**GIVEN EXERCISE:** In the entries below, count every line containing "index". Reply with the number alone.
━━━━━━━━━━━━━━━━
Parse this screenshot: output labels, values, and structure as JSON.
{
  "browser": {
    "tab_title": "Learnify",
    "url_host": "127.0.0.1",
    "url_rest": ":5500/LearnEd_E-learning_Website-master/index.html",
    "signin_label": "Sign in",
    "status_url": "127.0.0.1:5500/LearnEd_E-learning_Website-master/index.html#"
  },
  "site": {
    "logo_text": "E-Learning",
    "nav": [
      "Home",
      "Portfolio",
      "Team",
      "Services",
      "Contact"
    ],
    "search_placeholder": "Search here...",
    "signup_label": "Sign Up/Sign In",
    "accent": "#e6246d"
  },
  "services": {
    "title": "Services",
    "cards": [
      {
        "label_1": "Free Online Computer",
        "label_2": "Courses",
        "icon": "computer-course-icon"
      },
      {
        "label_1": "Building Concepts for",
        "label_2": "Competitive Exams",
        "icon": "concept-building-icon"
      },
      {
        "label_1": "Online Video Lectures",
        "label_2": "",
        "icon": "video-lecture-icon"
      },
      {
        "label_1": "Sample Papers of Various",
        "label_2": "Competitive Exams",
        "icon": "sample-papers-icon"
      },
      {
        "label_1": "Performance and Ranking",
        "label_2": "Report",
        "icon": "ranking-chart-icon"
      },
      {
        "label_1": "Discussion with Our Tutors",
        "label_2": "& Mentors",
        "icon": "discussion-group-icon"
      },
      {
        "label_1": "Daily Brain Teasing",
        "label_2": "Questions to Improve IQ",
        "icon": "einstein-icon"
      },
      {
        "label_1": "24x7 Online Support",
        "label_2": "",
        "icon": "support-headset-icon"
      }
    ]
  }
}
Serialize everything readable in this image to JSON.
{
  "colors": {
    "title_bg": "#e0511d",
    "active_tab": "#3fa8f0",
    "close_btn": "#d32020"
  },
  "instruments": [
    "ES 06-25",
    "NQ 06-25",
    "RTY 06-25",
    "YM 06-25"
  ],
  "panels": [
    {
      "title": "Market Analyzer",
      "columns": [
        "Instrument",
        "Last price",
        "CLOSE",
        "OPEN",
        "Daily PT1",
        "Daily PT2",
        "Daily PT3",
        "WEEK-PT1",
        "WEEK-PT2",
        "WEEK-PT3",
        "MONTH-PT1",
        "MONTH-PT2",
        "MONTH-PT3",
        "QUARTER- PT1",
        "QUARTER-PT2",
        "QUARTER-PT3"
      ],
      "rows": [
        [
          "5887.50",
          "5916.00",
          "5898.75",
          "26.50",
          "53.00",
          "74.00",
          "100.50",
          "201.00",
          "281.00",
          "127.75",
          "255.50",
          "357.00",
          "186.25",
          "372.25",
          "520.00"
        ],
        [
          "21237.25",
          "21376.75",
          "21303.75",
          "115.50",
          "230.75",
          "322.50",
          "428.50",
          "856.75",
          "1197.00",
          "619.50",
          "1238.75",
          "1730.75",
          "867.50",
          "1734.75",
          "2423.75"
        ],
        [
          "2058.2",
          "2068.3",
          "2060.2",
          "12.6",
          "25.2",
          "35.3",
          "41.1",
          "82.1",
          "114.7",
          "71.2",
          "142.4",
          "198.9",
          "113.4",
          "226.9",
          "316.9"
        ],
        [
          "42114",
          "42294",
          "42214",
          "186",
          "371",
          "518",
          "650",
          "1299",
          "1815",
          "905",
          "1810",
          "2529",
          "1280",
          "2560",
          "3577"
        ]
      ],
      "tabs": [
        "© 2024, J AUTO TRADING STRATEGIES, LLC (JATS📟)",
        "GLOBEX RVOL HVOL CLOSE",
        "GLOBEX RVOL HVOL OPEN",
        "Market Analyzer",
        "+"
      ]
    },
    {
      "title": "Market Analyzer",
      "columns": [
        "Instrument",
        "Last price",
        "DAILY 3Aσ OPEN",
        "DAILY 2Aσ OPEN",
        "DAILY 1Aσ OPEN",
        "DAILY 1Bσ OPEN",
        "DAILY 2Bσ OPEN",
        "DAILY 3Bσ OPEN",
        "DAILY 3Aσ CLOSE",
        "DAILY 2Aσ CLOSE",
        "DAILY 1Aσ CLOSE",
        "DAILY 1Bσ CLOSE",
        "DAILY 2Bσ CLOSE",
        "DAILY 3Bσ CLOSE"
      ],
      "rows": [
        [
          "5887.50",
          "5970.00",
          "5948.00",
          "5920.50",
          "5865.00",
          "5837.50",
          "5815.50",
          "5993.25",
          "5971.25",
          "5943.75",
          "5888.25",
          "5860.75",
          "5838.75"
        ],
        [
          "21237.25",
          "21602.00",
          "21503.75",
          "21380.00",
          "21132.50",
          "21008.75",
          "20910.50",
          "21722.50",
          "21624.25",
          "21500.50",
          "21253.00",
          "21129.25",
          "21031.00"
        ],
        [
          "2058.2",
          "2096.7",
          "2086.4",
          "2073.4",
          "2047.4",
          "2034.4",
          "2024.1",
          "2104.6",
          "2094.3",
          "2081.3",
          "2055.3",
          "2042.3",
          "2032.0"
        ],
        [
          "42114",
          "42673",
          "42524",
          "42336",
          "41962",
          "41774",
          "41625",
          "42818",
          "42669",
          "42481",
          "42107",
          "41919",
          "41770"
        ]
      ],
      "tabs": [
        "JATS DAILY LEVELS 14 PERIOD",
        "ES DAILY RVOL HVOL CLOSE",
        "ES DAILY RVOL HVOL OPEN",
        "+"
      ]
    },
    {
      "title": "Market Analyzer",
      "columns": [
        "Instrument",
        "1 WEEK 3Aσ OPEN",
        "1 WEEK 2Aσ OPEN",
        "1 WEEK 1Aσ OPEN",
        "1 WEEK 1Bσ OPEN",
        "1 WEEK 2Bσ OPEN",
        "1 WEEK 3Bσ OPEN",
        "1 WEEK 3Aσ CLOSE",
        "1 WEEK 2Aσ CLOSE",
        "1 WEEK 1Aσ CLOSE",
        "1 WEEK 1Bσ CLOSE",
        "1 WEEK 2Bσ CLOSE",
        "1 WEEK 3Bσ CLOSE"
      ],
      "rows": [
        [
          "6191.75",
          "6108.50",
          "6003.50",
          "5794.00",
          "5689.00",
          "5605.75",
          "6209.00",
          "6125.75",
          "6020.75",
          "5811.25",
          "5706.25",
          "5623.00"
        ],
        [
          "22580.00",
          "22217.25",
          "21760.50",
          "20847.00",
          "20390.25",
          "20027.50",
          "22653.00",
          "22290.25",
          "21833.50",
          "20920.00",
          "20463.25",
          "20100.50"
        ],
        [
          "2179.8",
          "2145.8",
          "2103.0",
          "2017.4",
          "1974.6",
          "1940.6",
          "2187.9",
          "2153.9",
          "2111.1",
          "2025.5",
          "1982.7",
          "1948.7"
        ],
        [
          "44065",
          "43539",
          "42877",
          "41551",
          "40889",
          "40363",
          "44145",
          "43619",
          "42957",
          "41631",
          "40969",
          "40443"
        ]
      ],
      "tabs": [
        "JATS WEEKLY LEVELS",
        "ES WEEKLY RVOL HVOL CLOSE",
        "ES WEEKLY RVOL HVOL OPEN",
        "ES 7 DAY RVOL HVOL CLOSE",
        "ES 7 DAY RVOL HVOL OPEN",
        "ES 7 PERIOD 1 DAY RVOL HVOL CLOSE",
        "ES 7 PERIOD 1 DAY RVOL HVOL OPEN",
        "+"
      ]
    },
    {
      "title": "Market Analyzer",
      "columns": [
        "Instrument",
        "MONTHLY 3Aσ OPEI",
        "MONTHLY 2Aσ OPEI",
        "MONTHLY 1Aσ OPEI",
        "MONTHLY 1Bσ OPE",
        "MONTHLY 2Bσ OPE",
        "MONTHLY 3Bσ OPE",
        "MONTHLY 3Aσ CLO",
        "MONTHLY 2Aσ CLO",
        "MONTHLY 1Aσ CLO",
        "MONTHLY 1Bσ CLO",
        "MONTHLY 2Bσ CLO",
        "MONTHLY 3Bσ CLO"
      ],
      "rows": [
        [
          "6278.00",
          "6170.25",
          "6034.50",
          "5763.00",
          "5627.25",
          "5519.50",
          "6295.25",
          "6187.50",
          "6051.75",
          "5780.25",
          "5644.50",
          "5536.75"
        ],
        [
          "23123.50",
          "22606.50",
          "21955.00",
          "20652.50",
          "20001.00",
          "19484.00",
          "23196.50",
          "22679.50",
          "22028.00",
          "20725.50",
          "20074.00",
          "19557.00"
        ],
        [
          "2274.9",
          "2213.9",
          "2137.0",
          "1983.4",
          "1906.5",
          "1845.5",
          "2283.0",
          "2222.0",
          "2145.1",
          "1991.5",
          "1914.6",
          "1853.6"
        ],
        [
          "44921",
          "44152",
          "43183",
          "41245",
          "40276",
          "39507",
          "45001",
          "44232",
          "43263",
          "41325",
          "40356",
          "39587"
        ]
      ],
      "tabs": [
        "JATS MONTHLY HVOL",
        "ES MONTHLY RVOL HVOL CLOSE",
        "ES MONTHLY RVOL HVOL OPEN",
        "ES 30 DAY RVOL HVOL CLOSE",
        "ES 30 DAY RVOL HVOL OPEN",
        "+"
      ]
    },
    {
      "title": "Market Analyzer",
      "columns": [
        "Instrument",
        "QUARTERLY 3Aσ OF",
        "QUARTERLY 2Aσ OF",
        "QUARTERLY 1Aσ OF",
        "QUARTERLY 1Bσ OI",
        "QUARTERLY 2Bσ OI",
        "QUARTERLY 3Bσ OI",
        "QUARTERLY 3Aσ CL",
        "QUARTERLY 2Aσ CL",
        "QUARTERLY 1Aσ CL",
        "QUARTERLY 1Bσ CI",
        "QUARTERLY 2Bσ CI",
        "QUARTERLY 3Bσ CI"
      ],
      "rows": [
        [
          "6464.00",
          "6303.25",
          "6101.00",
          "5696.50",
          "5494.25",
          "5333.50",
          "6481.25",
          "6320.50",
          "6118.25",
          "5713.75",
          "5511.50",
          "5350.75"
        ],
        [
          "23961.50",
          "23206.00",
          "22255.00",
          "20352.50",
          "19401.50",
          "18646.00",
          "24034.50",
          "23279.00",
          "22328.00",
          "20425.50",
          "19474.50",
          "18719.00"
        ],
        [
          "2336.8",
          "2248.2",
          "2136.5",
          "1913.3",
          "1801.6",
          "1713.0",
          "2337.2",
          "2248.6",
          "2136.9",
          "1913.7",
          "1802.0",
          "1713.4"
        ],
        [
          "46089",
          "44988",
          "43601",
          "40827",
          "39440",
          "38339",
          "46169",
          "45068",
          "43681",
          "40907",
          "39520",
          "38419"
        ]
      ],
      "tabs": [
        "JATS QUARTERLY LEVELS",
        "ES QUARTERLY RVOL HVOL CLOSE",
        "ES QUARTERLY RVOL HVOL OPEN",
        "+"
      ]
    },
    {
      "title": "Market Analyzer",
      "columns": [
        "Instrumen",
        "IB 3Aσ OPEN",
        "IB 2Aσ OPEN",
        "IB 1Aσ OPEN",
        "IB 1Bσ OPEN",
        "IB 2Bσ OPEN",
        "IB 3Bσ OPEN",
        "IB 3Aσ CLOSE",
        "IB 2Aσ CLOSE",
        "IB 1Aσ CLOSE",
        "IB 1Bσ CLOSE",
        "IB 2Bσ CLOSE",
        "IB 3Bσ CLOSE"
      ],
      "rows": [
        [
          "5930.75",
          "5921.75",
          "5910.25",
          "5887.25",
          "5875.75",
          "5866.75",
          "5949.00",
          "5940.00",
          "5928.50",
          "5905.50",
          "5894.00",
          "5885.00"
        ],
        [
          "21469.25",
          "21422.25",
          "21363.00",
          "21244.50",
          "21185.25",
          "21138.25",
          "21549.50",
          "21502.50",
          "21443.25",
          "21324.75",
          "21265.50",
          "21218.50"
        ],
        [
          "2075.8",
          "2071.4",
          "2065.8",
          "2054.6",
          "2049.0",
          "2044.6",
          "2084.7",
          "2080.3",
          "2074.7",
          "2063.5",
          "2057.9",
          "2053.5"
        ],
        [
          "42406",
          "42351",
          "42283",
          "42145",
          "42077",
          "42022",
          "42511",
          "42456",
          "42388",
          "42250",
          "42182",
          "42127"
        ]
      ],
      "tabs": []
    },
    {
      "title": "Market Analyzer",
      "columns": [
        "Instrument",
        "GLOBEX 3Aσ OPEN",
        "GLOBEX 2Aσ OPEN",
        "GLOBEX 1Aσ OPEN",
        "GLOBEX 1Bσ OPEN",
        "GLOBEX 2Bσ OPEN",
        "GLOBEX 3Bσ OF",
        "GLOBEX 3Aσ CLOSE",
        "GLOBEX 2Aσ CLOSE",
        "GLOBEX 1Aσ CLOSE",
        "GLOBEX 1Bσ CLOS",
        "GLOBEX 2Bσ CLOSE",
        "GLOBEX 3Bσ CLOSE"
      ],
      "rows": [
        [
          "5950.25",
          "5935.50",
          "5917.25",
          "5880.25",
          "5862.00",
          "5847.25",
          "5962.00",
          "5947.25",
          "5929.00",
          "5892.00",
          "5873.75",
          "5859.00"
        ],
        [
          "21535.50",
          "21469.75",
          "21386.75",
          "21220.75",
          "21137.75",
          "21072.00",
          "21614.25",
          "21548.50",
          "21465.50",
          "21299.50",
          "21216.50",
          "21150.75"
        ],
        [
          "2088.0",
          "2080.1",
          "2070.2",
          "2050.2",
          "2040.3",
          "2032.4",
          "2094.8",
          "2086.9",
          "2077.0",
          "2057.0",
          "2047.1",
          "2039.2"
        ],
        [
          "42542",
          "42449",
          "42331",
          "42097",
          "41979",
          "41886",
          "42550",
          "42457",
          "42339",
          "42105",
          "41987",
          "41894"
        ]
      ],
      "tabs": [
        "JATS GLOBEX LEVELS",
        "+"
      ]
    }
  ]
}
━━━━━━━━━━━━━━━━
**REPLY TO THE TASK:** 2